# What the exercise asks
Look through the listing for the word "TYPE". Copy each line that has it.

---------- Source records

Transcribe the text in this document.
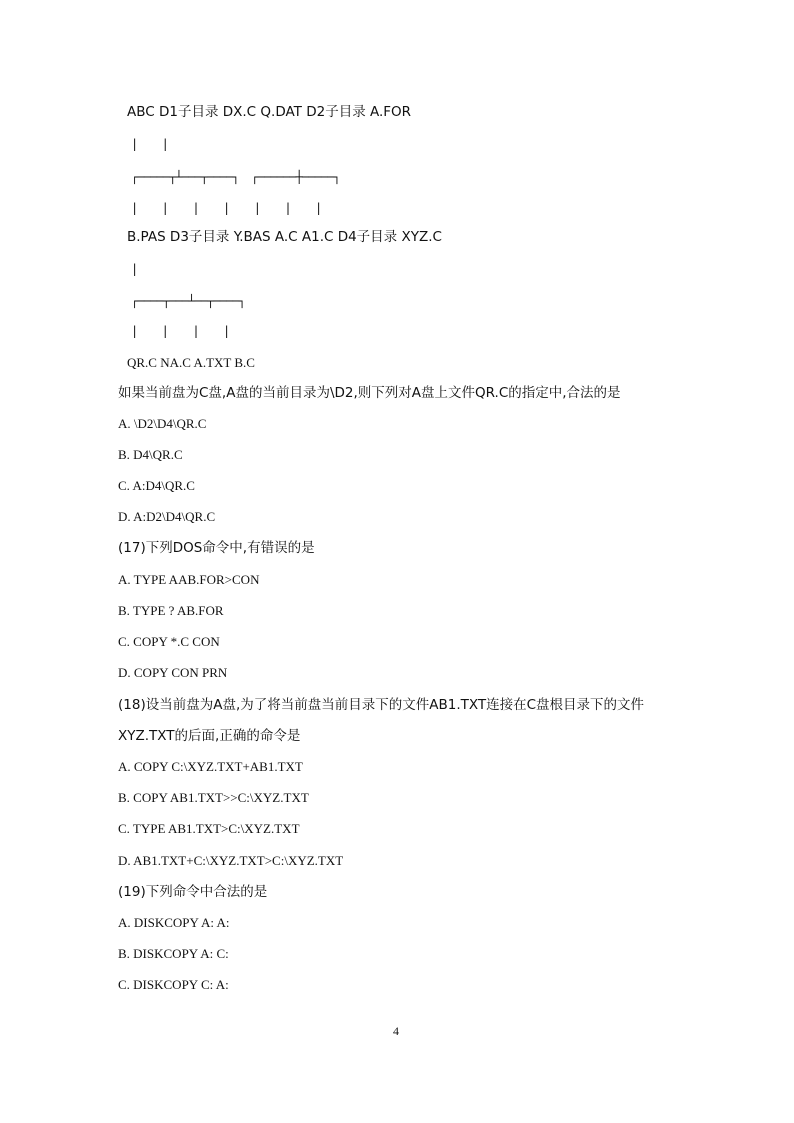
ABC D1子目录 DX.C Q.DAT D2子目录 A.FOR
|  |
┌─────┬┴───┬────┐  ┌──────┼─────┐
|  |  |  |  |  |  |
B.PAS D3子目录 Y.BAS A.C A1.C D4子目录 XYZ.C
|
┌────┬───┴──┬────┐
|  |  |  |
QR.C NA.C A.TXT B.C
如果当前盘为C盘,A盘的当前目录为\D2,则下列对A盘上文件QR.C的指定中,合法的是
A. \D2\D4\QR.C
B. D4\QR.C
C. A:D4\QR.C
D. A:D2\D4\QR.C
(17)下列DOS命令中,有错误的是
A. TYPE AAB.FOR>CON
B. TYPE ? AB.FOR
C. COPY *.C CON
D. COPY CON PRN
(18)设当前盘为A盘,为了将当前盘当前目录下的文件AB1.TXT连接在C盘根目录下的文件
XYZ.TXT的后面,正确的命令是
A. COPY C:\XYZ.TXT+AB1.TXT
B. COPY AB1.TXT>>C:\XYZ.TXT
C. TYPE AB1.TXT>C:\XYZ.TXT
D. AB1.TXT+C:\XYZ.TXT>C:\XYZ.TXT
(19)下列命令中合法的是
A. DISKCOPY A: A:
B. DISKCOPY A: C:
C. DISKCOPY C: A:
4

--------------------

# Solution to this task
A. TYPE AAB.FOR>CON
B. TYPE ? AB.FOR
C. TYPE AB1.TXT>C:\XYZ.TXT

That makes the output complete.